OBJECTIVE> Find every line in the records below that contains the word "home", and copy each of those lines in full. Treat uppercase and lowercase letters as distinct when matching.

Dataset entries
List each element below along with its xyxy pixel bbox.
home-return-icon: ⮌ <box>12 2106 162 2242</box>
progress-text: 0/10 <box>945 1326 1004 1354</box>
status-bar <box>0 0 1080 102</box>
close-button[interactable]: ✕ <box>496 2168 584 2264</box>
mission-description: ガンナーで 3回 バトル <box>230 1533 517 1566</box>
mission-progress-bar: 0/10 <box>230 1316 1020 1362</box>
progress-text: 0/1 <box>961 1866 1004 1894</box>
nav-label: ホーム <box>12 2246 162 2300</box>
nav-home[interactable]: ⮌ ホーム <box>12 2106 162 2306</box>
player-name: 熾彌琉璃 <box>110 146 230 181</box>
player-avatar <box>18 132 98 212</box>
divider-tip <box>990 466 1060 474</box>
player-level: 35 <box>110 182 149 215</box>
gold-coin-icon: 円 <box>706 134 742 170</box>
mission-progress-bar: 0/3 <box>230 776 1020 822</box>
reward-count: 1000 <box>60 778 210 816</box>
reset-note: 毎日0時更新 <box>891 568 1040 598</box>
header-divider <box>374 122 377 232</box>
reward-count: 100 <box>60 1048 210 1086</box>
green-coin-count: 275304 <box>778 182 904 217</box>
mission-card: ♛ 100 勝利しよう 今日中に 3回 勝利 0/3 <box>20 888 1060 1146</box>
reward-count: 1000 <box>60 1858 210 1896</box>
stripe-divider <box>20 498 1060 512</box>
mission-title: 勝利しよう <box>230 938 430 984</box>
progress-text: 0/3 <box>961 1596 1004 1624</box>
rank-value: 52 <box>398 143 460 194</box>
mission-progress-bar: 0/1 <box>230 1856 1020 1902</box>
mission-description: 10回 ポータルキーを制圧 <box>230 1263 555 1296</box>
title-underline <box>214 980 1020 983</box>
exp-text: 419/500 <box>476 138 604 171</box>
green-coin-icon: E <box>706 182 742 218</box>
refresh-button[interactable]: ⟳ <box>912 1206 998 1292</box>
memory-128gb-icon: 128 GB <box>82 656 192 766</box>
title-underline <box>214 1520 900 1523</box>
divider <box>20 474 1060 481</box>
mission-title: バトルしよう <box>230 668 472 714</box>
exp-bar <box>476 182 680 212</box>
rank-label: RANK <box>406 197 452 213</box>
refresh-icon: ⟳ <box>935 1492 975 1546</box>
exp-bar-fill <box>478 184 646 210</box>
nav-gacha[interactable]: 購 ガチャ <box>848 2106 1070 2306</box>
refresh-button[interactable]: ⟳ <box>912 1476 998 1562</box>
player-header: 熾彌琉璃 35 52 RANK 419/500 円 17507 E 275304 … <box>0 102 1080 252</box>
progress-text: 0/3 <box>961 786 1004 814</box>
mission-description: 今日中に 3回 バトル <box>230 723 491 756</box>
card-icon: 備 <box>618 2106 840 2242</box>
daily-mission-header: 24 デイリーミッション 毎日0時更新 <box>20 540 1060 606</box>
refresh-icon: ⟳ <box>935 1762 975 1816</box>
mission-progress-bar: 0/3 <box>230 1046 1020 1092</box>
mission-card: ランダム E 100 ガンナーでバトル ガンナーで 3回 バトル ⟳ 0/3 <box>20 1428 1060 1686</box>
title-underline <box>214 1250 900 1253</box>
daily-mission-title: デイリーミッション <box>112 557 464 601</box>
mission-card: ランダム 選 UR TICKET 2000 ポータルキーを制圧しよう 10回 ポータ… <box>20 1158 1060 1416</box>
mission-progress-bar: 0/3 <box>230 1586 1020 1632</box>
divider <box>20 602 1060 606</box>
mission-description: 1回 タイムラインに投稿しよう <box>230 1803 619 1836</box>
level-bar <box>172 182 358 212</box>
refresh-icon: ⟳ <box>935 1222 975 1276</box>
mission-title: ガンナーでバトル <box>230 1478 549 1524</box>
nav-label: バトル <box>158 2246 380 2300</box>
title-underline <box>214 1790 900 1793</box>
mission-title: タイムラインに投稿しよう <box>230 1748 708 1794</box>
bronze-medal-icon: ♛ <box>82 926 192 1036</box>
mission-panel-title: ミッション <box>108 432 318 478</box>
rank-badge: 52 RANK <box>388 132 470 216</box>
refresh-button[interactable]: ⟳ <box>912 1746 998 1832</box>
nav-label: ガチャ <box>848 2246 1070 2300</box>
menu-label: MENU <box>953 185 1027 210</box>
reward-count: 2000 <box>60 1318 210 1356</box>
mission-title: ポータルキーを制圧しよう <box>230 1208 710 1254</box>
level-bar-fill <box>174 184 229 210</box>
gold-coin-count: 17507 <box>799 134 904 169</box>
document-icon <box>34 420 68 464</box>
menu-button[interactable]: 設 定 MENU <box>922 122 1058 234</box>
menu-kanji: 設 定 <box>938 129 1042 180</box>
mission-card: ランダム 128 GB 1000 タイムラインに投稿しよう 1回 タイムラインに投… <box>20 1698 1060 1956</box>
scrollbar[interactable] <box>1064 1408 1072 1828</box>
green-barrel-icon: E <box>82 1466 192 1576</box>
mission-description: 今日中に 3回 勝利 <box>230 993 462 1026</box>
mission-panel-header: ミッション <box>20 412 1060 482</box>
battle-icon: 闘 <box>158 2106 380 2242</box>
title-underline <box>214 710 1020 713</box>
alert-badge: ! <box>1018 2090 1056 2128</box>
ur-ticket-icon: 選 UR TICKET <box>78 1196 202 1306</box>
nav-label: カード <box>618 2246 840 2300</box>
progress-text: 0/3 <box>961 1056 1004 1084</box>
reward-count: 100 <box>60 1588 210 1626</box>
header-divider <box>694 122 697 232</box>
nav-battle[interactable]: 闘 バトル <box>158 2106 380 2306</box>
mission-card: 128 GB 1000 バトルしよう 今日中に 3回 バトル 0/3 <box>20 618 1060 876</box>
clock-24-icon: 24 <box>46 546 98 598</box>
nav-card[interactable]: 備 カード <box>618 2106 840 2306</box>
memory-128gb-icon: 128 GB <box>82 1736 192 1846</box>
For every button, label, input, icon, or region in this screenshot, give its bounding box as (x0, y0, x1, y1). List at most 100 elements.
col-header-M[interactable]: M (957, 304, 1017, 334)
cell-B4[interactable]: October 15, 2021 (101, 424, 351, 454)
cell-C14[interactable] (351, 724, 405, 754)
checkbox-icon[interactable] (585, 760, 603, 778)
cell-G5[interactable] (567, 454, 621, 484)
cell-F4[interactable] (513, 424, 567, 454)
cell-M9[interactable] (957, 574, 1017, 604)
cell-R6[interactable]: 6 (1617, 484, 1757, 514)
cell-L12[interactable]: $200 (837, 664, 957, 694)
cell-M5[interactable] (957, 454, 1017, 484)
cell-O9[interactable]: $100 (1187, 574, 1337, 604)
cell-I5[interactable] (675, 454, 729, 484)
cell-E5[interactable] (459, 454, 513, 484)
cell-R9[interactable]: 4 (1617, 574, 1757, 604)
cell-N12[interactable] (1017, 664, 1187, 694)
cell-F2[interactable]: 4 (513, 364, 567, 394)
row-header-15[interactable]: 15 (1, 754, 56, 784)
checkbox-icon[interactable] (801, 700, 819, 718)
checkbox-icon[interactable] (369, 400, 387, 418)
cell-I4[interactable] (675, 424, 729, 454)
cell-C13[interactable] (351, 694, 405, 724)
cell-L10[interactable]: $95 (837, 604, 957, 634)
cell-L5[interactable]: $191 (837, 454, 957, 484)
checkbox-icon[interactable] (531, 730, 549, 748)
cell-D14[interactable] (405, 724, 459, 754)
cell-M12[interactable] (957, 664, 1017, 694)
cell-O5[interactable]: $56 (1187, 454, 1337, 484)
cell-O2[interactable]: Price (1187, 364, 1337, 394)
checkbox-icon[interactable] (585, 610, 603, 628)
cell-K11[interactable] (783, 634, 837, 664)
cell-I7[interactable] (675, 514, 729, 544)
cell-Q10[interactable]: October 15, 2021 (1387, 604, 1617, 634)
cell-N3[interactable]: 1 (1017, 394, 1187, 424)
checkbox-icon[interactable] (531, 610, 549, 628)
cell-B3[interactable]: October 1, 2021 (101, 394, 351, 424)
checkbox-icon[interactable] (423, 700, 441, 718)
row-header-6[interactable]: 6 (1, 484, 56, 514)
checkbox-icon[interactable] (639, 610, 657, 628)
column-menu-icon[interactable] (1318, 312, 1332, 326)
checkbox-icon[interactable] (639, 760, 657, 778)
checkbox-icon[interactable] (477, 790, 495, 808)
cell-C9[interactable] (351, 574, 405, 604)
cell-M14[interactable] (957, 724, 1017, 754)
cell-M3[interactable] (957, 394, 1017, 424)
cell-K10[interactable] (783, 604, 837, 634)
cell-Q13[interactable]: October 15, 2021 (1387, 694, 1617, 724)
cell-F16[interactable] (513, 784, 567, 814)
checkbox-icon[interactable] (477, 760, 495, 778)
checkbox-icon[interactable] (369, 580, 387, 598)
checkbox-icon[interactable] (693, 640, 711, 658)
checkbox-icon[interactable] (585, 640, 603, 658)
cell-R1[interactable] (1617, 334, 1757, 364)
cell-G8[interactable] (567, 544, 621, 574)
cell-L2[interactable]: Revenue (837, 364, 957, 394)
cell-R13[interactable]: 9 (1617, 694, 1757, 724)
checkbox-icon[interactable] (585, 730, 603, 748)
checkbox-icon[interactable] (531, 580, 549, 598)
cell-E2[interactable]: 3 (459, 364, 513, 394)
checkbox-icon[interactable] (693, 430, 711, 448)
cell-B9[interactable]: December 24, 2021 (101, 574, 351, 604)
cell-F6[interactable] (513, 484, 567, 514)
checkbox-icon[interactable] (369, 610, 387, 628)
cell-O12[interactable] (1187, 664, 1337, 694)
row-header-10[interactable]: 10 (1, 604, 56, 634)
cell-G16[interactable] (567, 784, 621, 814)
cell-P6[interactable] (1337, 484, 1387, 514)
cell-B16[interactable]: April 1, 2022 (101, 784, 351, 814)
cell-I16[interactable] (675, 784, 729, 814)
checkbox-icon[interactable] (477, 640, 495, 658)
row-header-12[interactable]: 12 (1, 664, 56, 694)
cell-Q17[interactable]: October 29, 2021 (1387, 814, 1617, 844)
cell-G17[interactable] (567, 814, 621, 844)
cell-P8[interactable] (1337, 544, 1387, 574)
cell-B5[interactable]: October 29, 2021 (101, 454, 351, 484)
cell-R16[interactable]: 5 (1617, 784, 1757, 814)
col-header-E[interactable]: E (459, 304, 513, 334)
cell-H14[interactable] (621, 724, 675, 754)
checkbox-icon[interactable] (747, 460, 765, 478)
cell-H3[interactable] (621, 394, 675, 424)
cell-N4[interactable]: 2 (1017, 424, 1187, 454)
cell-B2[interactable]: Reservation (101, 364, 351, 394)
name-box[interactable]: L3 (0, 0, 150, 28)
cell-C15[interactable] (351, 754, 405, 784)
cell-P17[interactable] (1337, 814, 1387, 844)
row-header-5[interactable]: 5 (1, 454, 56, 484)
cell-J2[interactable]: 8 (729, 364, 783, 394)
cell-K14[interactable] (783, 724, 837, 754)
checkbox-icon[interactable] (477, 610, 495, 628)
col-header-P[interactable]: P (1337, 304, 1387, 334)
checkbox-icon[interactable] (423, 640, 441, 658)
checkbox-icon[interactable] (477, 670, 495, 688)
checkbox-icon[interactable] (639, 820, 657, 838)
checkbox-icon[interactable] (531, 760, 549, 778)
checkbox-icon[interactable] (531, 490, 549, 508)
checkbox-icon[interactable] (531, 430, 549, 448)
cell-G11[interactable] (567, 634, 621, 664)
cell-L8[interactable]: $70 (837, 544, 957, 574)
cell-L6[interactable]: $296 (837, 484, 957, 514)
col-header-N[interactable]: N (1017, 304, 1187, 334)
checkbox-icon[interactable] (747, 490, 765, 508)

OUTPUT FOR THIS EXERCISE>
home-return-icon: ⮌ <box>12 2106 162 2242</box>
nav-home[interactable]: ⮌ ホーム <box>12 2106 162 2306</box>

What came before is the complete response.